Requirements: Without the pictures, return each record as it appears.

Provided entries:
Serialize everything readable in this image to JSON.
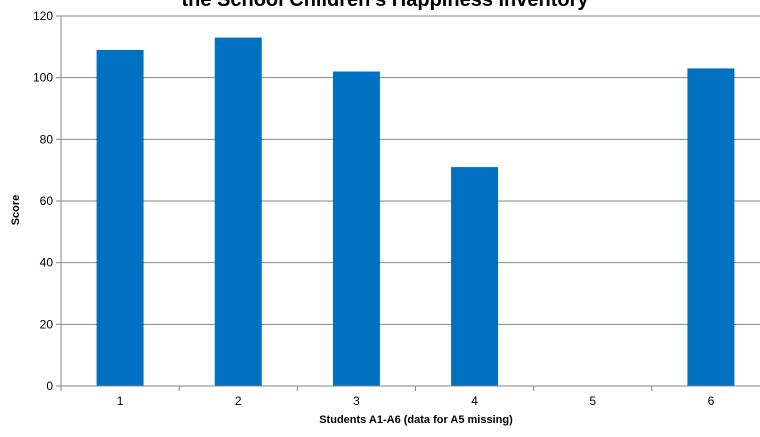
{
  "chart_data": {
    "type": "bar",
    "title": "the School Children's Happiness Inventory",
    "xlabel": "Students  A1-A6 (data for A5 missing)",
    "ylabel": "Score",
    "categories": [
      "1",
      "2",
      "3",
      "4",
      "5",
      "6"
    ],
    "values": [
      109,
      113,
      102,
      71,
      null,
      103
    ],
    "ylim": [
      0,
      120
    ],
    "yticks": [
      0,
      20,
      40,
      60,
      80,
      100,
      120
    ],
    "grid": true,
    "bar_color": "#0070C0",
    "grid_color": "#878787",
    "axis_color": "#878787"
  }
}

Output below:
Serialize everything readable in this image to JSON.
{
  "chart_data": {
    "type": "bar",
    "title": "the School Children's Happiness Inventory",
    "xlabel": "Students  A1-A6 (data for A5 missing)",
    "ylabel": "Score",
    "categories": [
      "1",
      "2",
      "3",
      "4",
      "5",
      "6"
    ],
    "values": [
      109,
      113,
      102,
      71,
      null,
      103
    ],
    "ylim": [
      0,
      120
    ],
    "yticks": [
      0,
      20,
      40,
      60,
      80,
      100,
      120
    ],
    "grid": true,
    "bar_color": "#0070C0",
    "grid_color": "#878787",
    "axis_color": "#878787"
  }
}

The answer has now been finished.